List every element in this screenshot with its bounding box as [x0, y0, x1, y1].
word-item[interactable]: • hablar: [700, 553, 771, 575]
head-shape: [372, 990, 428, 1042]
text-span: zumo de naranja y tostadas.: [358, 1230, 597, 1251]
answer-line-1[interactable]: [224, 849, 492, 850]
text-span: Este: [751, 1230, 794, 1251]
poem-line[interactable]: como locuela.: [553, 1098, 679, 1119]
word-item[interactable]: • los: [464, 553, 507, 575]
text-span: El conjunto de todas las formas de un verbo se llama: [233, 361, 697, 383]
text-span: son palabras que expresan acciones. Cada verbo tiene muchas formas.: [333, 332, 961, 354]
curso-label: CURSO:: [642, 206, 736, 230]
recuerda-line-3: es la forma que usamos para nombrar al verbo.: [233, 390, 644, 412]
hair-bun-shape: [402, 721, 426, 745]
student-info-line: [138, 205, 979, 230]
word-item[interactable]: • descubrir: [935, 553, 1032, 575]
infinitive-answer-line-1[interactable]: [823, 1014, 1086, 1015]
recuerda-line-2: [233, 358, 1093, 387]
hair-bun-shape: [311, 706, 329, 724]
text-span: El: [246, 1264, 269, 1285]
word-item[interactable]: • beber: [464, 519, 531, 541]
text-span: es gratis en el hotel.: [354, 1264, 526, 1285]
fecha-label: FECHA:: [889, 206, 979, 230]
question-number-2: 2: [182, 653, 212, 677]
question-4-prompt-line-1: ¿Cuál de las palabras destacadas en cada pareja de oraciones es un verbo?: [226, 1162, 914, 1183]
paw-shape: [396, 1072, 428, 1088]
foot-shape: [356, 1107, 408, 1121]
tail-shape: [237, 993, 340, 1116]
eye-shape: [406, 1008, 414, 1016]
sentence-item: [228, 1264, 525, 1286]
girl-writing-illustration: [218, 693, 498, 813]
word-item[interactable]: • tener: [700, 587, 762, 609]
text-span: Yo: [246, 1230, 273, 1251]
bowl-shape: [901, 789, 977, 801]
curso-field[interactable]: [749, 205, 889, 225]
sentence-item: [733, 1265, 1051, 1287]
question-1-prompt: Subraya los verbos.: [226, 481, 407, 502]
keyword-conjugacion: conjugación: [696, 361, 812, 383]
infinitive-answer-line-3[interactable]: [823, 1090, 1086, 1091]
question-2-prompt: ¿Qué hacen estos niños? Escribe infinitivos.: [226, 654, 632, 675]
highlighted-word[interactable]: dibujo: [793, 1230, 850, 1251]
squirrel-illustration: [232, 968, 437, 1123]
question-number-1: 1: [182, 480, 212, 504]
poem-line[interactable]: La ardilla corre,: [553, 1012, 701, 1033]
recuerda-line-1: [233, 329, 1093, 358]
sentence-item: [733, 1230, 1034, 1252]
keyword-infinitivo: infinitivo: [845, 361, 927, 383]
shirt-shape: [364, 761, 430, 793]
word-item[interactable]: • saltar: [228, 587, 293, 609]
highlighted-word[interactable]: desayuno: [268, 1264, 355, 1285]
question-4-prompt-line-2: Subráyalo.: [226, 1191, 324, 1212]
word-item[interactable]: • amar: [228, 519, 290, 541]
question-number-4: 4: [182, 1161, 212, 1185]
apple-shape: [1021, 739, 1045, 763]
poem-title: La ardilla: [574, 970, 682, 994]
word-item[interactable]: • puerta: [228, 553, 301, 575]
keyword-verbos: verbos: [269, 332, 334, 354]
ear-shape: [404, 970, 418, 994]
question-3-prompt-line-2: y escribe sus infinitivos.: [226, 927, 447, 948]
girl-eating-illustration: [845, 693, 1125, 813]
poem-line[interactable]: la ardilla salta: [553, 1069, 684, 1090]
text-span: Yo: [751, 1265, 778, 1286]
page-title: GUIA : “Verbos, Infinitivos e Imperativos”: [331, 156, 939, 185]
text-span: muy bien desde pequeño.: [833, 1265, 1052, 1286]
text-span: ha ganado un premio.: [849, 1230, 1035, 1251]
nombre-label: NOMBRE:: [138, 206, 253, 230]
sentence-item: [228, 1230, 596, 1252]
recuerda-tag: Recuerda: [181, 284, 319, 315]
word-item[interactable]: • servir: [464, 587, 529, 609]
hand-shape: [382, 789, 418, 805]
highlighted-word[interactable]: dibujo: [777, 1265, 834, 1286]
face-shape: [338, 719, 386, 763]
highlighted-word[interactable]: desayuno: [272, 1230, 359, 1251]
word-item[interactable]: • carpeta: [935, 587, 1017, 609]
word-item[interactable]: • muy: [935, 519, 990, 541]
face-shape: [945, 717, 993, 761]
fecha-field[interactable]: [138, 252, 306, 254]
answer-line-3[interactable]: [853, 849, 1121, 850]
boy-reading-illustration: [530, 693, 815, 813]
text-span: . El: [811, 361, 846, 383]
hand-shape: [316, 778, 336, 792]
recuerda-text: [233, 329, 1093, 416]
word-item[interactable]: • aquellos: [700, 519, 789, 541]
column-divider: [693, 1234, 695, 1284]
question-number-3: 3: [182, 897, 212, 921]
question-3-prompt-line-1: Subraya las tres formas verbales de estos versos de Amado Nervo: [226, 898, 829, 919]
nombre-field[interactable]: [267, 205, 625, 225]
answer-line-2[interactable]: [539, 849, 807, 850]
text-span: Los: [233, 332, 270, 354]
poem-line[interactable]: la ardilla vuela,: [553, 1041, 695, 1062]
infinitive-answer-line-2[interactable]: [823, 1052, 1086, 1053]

* * *

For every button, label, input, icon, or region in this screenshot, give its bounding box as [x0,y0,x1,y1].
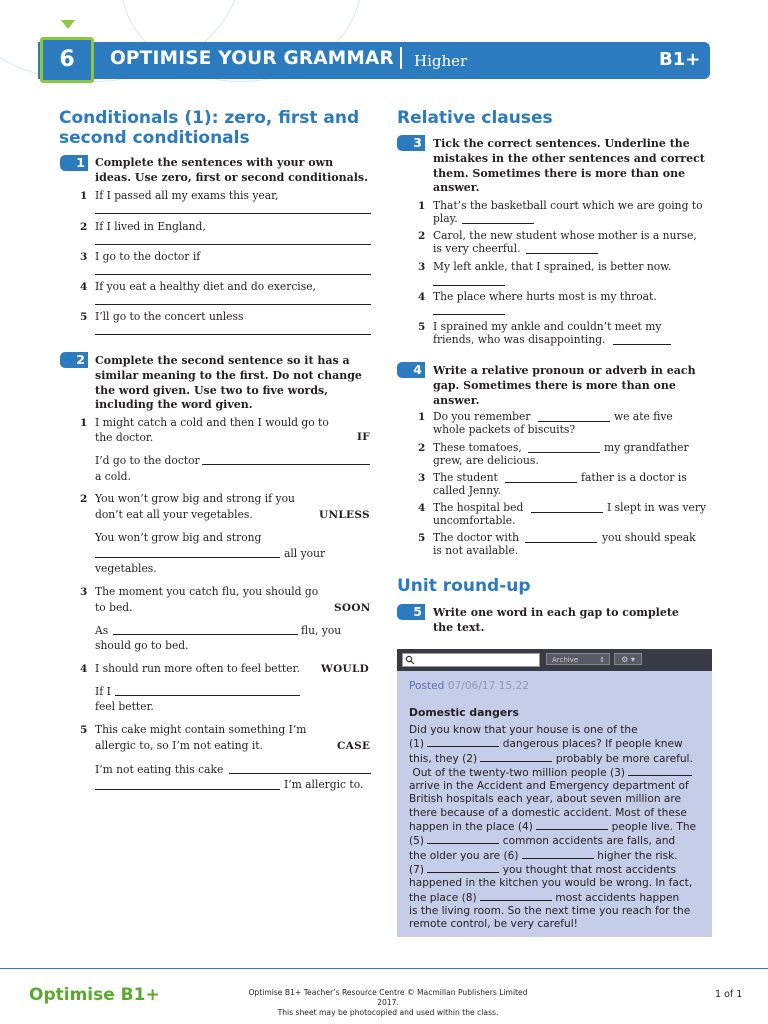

- GIVEN PROBLEM: Reproduce the data above between the line containing "List every element" and the line containing "curso-field[interactable]: [749, 205, 889, 225]", inclusive.

- REPLY TO THE TASK:
List every element in this screenshot with its bounding box as [x0, y0, x1, y1].
word-item[interactable]: • hablar: [700, 553, 771, 575]
head-shape: [372, 990, 428, 1042]
text-span: zumo de naranja y tostadas.: [358, 1230, 597, 1251]
answer-line-1[interactable]: [224, 849, 492, 850]
text-span: Este: [751, 1230, 794, 1251]
poem-line[interactable]: como locuela.: [553, 1098, 679, 1119]
word-item[interactable]: • los: [464, 553, 507, 575]
text-span: El conjunto de todas las formas de un verbo se llama: [233, 361, 697, 383]
text-span: son palabras que expresan acciones. Cada verbo tiene muchas formas.: [333, 332, 961, 354]
curso-label: CURSO:: [642, 206, 736, 230]
recuerda-line-3: es la forma que usamos para nombrar al verbo.: [233, 390, 644, 412]
hair-bun-shape: [402, 721, 426, 745]
student-info-line: [138, 205, 979, 230]
word-item[interactable]: • descubrir: [935, 553, 1032, 575]
infinitive-answer-line-1[interactable]: [823, 1014, 1086, 1015]
recuerda-line-2: [233, 358, 1093, 387]
hair-bun-shape: [311, 706, 329, 724]
text-span: El: [246, 1264, 269, 1285]
word-item[interactable]: • beber: [464, 519, 531, 541]
text-span: es gratis en el hotel.: [354, 1264, 526, 1285]
fecha-label: FECHA:: [889, 206, 979, 230]
question-number-2: 2: [182, 653, 212, 677]
question-4-prompt-line-1: ¿Cuál de las palabras destacadas en cada pareja de oraciones es un verbo?: [226, 1162, 914, 1183]
paw-shape: [396, 1072, 428, 1088]
foot-shape: [356, 1107, 408, 1121]
tail-shape: [237, 993, 340, 1116]
eye-shape: [406, 1008, 414, 1016]
sentence-item: [228, 1264, 525, 1286]
girl-writing-illustration: [218, 693, 498, 813]
word-item[interactable]: • tener: [700, 587, 762, 609]
text-span: Yo: [246, 1230, 273, 1251]
bowl-shape: [901, 789, 977, 801]
curso-field[interactable]: [749, 205, 889, 225]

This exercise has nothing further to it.